Every line that contains the word "Lamps" should be copied out.

Stored data entries
____________________
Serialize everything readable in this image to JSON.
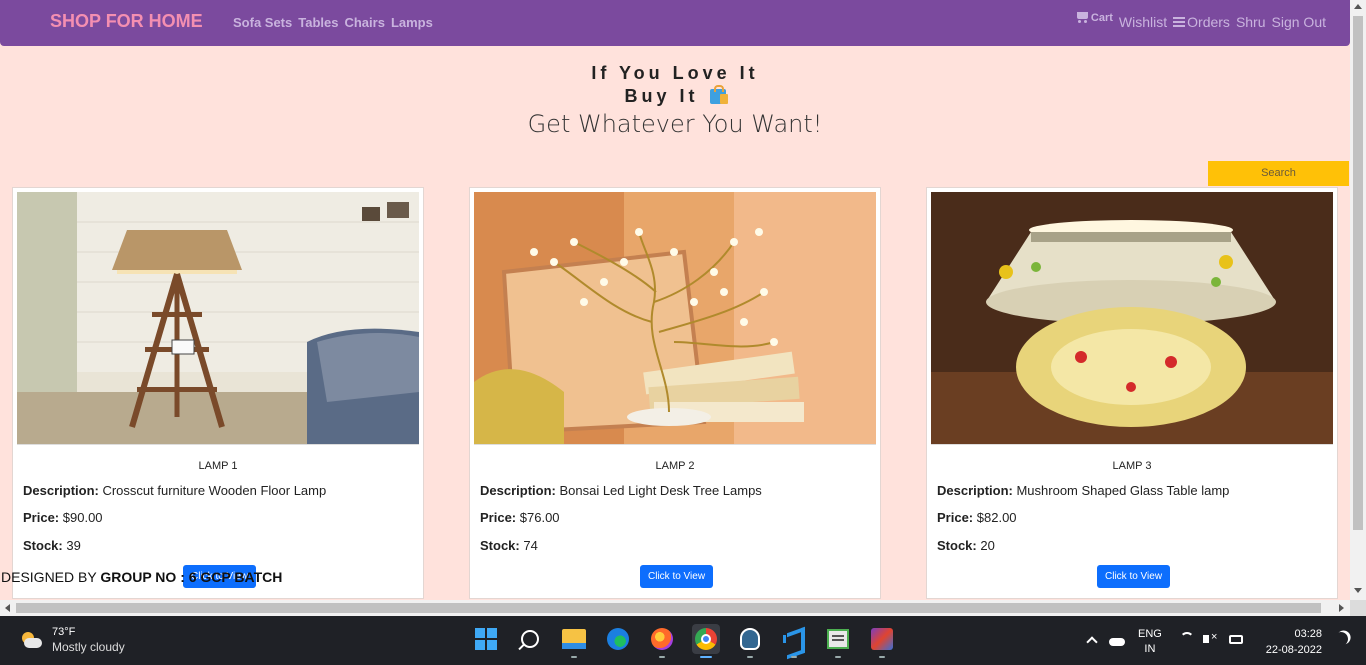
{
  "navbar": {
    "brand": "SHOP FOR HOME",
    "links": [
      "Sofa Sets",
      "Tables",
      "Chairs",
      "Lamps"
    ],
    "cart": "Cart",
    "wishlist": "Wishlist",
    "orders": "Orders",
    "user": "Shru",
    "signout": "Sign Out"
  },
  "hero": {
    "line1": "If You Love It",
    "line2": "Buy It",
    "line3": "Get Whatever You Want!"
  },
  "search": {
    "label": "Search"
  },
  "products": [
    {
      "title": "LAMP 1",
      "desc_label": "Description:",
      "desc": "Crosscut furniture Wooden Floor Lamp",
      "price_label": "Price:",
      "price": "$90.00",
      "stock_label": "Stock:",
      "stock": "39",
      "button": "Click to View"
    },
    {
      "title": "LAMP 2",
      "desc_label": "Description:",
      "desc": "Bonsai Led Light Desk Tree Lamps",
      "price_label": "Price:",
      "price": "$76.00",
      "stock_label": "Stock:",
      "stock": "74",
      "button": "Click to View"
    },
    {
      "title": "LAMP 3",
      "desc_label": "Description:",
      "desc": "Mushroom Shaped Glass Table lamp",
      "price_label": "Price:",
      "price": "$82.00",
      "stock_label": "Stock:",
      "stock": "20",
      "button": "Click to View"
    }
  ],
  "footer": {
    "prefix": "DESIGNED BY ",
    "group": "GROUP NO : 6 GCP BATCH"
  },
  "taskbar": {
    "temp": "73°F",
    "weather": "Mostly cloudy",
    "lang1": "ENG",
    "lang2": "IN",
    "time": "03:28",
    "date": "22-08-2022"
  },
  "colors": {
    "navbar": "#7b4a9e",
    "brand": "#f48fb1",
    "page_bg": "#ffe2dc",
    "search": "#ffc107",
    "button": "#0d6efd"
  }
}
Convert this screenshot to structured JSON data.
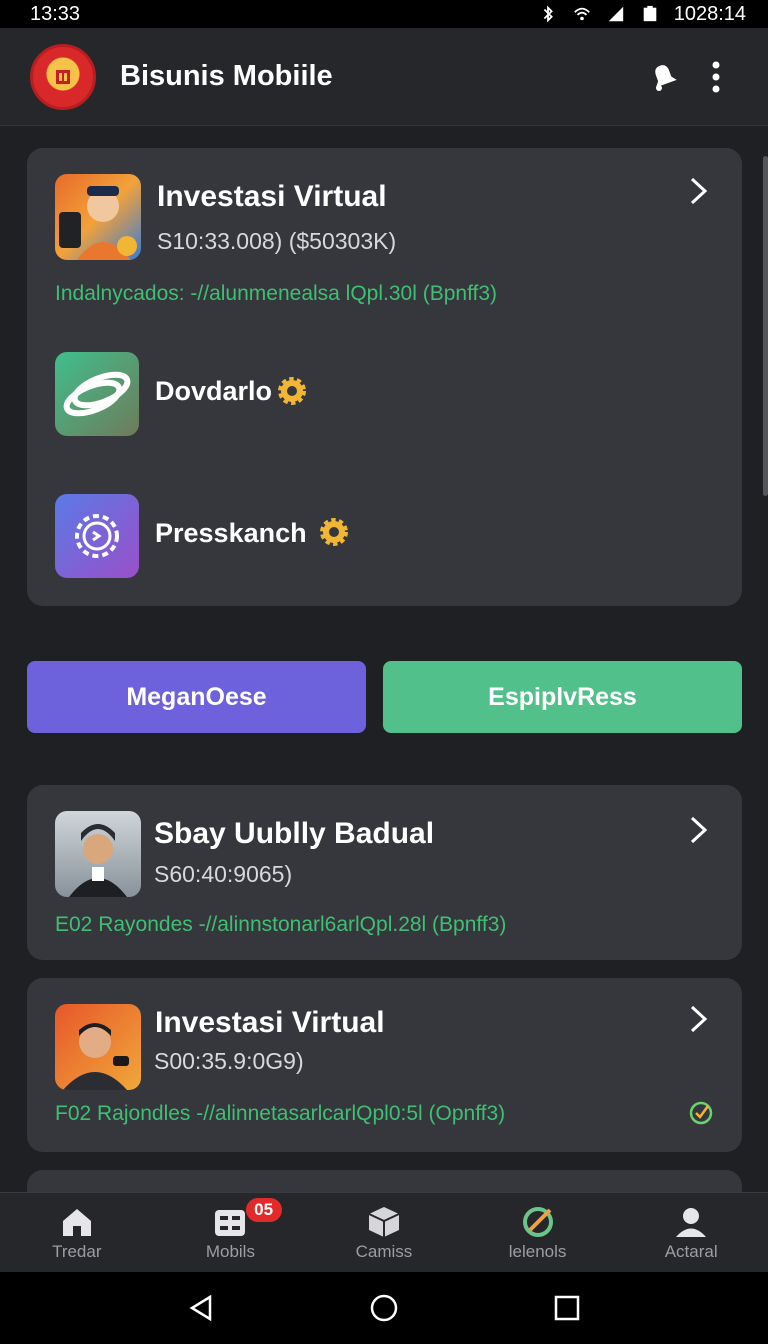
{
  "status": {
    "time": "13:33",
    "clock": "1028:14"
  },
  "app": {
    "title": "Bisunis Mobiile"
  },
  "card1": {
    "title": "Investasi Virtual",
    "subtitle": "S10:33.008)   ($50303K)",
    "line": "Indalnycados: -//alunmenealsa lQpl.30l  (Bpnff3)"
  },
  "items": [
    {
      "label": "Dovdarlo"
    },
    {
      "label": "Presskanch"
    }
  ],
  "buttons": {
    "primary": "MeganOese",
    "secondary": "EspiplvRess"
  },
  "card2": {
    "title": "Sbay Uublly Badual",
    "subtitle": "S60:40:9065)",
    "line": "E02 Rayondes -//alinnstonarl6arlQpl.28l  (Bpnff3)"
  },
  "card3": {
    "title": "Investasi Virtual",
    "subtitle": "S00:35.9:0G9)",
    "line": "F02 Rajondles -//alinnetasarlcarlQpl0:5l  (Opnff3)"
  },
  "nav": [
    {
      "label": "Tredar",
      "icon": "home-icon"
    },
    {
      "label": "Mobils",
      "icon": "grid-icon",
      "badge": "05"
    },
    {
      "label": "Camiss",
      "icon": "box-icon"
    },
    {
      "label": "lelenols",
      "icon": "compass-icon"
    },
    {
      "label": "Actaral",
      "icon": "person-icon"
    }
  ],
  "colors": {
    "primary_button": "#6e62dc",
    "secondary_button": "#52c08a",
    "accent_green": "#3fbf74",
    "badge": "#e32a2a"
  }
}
____________________
** Task answer **
      "Lamps"
      "desc": "Bonsai Led Light Desk Tree Lamps",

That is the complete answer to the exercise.